__The task__. How many lines in the records below hold the string "symbol"? Answer with the number alone.

__Provided records__.
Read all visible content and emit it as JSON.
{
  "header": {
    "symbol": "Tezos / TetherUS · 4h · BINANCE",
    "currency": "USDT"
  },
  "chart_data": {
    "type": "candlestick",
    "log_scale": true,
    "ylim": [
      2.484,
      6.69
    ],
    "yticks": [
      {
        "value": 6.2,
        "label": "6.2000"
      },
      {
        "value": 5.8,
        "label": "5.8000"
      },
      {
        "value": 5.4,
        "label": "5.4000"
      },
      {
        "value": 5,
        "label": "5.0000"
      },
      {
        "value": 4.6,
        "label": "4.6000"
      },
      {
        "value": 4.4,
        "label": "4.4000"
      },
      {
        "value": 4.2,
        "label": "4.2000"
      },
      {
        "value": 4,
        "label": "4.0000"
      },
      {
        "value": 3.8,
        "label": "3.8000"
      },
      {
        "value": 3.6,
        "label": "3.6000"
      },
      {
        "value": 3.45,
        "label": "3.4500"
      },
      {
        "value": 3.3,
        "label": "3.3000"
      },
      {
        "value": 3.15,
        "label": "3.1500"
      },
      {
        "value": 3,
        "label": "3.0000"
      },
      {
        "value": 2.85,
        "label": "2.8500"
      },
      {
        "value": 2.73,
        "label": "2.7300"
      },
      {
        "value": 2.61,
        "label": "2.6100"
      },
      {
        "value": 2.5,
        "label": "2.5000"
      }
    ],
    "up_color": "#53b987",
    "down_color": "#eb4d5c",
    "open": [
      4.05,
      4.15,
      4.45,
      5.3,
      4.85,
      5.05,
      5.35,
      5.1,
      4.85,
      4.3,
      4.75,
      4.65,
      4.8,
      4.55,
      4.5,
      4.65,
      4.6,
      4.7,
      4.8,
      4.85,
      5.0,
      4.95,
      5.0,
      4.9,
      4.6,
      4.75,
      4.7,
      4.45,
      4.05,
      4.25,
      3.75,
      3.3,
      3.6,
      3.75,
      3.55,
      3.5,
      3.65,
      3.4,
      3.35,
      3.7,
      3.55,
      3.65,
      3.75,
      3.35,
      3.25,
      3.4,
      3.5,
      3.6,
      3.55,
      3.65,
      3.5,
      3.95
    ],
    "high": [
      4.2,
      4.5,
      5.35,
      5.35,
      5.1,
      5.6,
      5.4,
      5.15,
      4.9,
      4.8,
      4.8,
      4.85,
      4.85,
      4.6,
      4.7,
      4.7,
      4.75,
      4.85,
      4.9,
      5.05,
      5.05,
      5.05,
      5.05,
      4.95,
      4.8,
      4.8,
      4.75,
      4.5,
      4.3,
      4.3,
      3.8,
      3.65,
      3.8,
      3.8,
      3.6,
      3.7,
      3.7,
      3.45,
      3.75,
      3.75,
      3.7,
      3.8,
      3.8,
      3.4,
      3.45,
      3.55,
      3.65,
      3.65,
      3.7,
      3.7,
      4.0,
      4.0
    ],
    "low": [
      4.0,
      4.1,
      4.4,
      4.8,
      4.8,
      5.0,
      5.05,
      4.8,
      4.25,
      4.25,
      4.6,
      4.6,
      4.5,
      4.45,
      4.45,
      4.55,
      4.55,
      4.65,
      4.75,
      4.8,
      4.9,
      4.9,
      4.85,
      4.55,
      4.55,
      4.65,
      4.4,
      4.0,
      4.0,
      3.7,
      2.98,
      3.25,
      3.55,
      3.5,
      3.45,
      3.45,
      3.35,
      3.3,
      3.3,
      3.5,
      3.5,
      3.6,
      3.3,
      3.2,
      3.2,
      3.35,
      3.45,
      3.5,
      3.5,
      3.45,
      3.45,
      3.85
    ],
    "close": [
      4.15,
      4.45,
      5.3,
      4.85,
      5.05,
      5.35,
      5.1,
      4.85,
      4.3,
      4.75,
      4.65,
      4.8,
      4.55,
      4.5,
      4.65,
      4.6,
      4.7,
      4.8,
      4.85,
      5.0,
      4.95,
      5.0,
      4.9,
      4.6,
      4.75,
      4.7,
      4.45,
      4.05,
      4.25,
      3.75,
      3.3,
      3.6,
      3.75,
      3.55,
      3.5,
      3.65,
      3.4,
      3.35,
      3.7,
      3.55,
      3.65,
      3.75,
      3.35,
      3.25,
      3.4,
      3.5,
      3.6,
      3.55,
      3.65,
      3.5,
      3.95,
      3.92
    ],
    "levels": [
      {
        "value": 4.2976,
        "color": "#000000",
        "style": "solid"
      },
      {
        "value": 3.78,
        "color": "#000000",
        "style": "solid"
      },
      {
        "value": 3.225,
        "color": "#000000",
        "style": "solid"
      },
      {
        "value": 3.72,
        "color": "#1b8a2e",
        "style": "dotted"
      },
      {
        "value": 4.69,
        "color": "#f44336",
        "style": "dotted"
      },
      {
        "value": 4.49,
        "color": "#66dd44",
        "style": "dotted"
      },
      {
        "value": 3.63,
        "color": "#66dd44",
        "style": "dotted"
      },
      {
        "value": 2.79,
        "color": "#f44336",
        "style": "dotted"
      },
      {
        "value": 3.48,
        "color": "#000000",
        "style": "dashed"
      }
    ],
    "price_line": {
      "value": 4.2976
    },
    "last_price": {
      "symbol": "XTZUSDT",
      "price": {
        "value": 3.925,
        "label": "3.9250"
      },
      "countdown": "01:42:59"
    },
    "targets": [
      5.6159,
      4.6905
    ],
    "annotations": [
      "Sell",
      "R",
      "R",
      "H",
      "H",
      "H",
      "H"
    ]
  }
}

__The completed task__. 2